# Exercise
What follows is a set of records, each of which is to be written out exactly.

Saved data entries
○ ○ ○
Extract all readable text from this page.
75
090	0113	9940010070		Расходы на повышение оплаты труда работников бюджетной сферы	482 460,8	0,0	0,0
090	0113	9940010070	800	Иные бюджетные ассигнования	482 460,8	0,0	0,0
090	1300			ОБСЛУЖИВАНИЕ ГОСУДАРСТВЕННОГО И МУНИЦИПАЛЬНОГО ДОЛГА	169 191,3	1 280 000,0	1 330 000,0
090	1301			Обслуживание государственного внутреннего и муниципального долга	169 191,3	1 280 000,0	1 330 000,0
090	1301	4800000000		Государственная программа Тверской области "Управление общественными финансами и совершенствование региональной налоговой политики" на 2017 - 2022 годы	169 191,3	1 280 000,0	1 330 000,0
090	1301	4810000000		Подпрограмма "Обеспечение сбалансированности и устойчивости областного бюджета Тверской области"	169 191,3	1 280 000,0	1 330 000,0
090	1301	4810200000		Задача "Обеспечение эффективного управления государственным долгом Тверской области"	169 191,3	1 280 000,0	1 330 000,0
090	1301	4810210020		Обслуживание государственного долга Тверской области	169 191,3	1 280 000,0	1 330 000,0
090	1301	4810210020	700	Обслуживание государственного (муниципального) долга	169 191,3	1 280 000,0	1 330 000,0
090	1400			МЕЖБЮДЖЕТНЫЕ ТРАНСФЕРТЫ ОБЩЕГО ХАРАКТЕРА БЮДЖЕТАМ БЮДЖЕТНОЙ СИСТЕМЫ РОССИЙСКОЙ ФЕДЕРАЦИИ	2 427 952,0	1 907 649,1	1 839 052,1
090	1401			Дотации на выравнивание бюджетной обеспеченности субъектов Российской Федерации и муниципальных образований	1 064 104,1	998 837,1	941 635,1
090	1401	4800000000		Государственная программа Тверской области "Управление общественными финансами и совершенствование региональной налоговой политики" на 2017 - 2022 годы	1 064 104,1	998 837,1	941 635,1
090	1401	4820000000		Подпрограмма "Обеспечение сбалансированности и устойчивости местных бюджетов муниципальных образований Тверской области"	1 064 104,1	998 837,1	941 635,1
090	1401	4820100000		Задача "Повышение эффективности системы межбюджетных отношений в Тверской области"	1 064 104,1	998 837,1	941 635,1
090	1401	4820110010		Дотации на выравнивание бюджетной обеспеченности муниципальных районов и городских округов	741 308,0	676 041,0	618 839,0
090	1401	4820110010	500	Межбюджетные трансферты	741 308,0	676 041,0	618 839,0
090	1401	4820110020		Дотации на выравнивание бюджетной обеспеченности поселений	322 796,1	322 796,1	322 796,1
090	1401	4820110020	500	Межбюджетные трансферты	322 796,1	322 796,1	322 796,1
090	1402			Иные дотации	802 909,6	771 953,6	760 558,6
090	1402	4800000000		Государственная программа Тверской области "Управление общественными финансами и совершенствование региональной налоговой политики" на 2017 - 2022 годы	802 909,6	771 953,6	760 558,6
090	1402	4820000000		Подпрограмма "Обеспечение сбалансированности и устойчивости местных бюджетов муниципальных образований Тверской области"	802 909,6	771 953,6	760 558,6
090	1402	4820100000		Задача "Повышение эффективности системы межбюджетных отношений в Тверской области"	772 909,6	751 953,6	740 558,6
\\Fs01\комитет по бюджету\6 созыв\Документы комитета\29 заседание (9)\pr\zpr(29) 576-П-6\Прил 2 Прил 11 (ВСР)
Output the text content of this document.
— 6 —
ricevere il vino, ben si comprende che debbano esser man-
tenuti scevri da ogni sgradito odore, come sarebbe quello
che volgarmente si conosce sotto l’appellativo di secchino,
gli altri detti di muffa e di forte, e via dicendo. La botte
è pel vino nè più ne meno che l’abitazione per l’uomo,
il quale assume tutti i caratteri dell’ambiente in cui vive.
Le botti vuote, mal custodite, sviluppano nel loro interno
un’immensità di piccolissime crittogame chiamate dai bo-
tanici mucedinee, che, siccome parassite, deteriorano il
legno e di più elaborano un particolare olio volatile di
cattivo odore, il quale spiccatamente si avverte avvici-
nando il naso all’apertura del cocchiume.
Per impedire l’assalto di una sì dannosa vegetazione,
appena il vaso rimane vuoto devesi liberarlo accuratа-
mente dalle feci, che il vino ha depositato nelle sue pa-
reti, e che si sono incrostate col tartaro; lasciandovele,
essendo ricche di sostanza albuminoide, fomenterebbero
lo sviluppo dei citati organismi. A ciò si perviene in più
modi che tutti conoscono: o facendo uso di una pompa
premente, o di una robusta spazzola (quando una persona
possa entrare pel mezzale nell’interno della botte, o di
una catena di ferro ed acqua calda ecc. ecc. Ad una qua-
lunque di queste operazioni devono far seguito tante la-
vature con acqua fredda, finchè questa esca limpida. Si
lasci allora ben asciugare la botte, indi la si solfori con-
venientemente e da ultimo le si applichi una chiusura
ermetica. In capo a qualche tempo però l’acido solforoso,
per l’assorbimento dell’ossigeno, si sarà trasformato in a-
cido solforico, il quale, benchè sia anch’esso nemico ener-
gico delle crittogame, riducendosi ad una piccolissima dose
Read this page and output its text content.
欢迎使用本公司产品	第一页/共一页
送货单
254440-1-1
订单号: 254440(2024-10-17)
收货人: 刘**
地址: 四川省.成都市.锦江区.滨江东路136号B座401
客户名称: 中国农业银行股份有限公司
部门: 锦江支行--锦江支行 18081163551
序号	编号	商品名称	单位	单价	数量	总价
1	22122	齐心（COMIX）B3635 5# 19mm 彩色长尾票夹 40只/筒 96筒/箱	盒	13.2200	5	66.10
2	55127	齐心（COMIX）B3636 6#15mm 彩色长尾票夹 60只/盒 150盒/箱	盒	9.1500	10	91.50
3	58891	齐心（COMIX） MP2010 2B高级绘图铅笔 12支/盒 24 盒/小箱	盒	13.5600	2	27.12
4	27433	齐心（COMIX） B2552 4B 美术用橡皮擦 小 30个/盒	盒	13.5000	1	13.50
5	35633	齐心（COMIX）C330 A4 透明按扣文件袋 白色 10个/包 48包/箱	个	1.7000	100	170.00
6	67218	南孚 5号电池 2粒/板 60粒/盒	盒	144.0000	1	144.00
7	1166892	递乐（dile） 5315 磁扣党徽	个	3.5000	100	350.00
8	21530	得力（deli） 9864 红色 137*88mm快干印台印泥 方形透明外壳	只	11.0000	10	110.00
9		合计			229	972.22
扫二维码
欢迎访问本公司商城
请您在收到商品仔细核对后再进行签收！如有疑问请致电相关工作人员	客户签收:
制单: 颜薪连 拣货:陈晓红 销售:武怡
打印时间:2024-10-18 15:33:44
○ ○ ○
# The output
Extract all readable text from this page.
75
090	0113	9940010070		Расходы на повышение оплаты труда работников бюджетной сферы	482 460,8	0,0	0,0
090	0113	9940010070	800	Иные бюджетные ассигнования	482 460,8	0,0	0,0
090	1300			ОБСЛУЖИВАНИЕ ГОСУДАРСТВЕННОГО И МУНИЦИПАЛЬНОГО ДОЛГА	169 191,3	1 280 000,0	1 330 000,0
090	1301			Обслуживание государственного внутреннего и муниципального долга	169 191,3	1 280 000,0	1 330 000,0
090	1301	4800000000		Государственная программа Тверской области "Управление общественными финансами и совершенствование региональной налоговой политики" на 2017 - 2022 годы	169 191,3	1 280 000,0	1 330 000,0
090	1301	4810000000		Подпрограмма "Обеспечение сбалансированности и устойчивости областного бюджета Тверской области"	169 191,3	1 280 000,0	1 330 000,0
090	1301	4810200000		Задача "Обеспечение эффективного управления государственным долгом Тверской области"	169 191,3	1 280 000,0	1 330 000,0
090	1301	4810210020		Обслуживание государственного долга Тверской области	169 191,3	1 280 000,0	1 330 000,0
090	1301	4810210020	700	Обслуживание государственного (муниципального) долга	169 191,3	1 280 000,0	1 330 000,0
090	1400			МЕЖБЮДЖЕТНЫЕ ТРАНСФЕРТЫ ОБЩЕГО ХАРАКТЕРА БЮДЖЕТАМ БЮДЖЕТНОЙ СИСТЕМЫ РОССИЙСКОЙ ФЕДЕРАЦИИ	2 427 952,0	1 907 649,1	1 839 052,1
090	1401			Дотации на выравнивание бюджетной обеспеченности субъектов Российской Федерации и муниципальных образований	1 064 104,1	998 837,1	941 635,1
090	1401	4800000000		Государственная программа Тверской области "Управление общественными финансами и совершенствование региональной налоговой политики" на 2017 - 2022 годы	1 064 104,1	998 837,1	941 635,1
090	1401	4820000000		Подпрограмма "Обеспечение сбалансированности и устойчивости местных бюджетов муниципальных образований Тверской области"	1 064 104,1	998 837,1	941 635,1
090	1401	4820100000		Задача "Повышение эффективности системы межбюджетных отношений в Тверской области"	1 064 104,1	998 837,1	941 635,1
090	1401	4820110010		Дотации на выравнивание бюджетной обеспеченности муниципальных районов и городских округов	741 308,0	676 041,0	618 839,0
090	1401	4820110010	500	Межбюджетные трансферты	741 308,0	676 041,0	618 839,0
090	1401	4820110020		Дотации на выравнивание бюджетной обеспеченности поселений	322 796,1	322 796,1	322 796,1
090	1401	4820110020	500	Межбюджетные трансферты	322 796,1	322 796,1	322 796,1
090	1402			Иные дотации	802 909,6	771 953,6	760 558,6
090	1402	4800000000		Государственная программа Тверской области "Управление общественными финансами и совершенствование региональной налоговой политики" на 2017 - 2022 годы	802 909,6	771 953,6	760 558,6
090	1402	4820000000		Подпрограмма "Обеспечение сбалансированности и устойчивости местных бюджетов муниципальных образований Тверской области"	802 909,6	771 953,6	760 558,6
090	1402	4820100000		Задача "Повышение эффективности системы межбюджетных отношений в Тверской области"	772 909,6	751 953,6	740 558,6
\\Fs01\комитет по бюджету\6 созыв\Документы комитета\29 заседание (9)\pr\zpr(29) 576-П-6\Прил 2 Прил 11 (ВСР)
Output the text content of this document.
— 6 —
ricevere il vino, ben si comprende che debbano esser man-
tenuti scevri da ogni sgradito odore, come sarebbe quello
che volgarmente si conosce sotto l’appellativo di secchino,
gli altri detti di muffa e di forte, e via dicendo. La botte
è pel vino nè più ne meno che l’abitazione per l’uomo,
il quale assume tutti i caratteri dell’ambiente in cui vive.
Le botti vuote, mal custodite, sviluppano nel loro interno
un’immensità di piccolissime crittogame chiamate dai bo-
tanici mucedinee, che, siccome parassite, deteriorano il
legno e di più elaborano un particolare olio volatile di
cattivo odore, il quale spiccatamente si avverte avvici-
nando il naso all’apertura del cocchiume.
Per impedire l’assalto di una sì dannosa vegetazione,
appena il vaso rimane vuoto devesi liberarlo accuratа-
mente dalle feci, che il vino ha depositato nelle sue pa-
reti, e che si sono incrostate col tartaro; lasciandovele,
essendo ricche di sostanza albuminoide, fomenterebbero
lo sviluppo dei citati organismi. A ciò si perviene in più
modi che tutti conoscono: o facendo uso di una pompa
premente, o di una robusta spazzola (quando una persona
possa entrare pel mezzale nell’interno della botte, o di
una catena di ferro ed acqua calda ecc. ecc. Ad una qua-
lunque di queste operazioni devono far seguito tante la-
vature con acqua fredda, finchè questa esca limpida. Si
lasci allora ben asciugare la botte, indi la si solfori con-
venientemente e da ultimo le si applichi una chiusura
ermetica. In capo a qualche tempo però l’acido solforoso,
per l’assorbimento dell’ossigeno, si sarà trasformato in a-
cido solforico, il quale, benchè sia anch’esso nemico ener-
gico delle crittogame, riducendosi ad una piccolissima dose
Read this page and output its text content.
欢迎使用本公司产品	第一页/共一页
送货单
254440-1-1
订单号: 254440(2024-10-17)
收货人: 刘**
地址: 四川省.成都市.锦江区.滨江东路136号B座401
客户名称: 中国农业银行股份有限公司
部门: 锦江支行--锦江支行 18081163551
序号	编号	商品名称	单位	单价	数量	总价
1	22122	齐心（COMIX）B3635 5# 19mm 彩色长尾票夹 40只/筒 96筒/箱	盒	13.2200	5	66.10
2	55127	齐心（COMIX）B3636 6#15mm 彩色长尾票夹 60只/盒 150盒/箱	盒	9.1500	10	91.50
3	58891	齐心（COMIX） MP2010 2B高级绘图铅笔 12支/盒 24 盒/小箱	盒	13.5600	2	27.12
4	27433	齐心（COMIX） B2552 4B 美术用橡皮擦 小 30个/盒	盒	13.5000	1	13.50
5	35633	齐心（COMIX）C330 A4 透明按扣文件袋 白色 10个/包 48包/箱	个	1.7000	100	170.00
6	67218	南孚 5号电池 2粒/板 60粒/盒	盒	144.0000	1	144.00
7	1166892	递乐（dile） 5315 磁扣党徽	个	3.5000	100	350.00
8	21530	得力（deli） 9864 红色 137*88mm快干印台印泥 方形透明外壳	只	11.0000	10	110.00
9		合计			229	972.22
扫二维码
欢迎访问本公司商城
请您在收到商品仔细核对后再进行签收！如有疑问请致电相关工作人员	客户签收:
制单: 颜薪连 拣货:陈晓红 销售:武怡
打印时间:2024-10-18 15:33:44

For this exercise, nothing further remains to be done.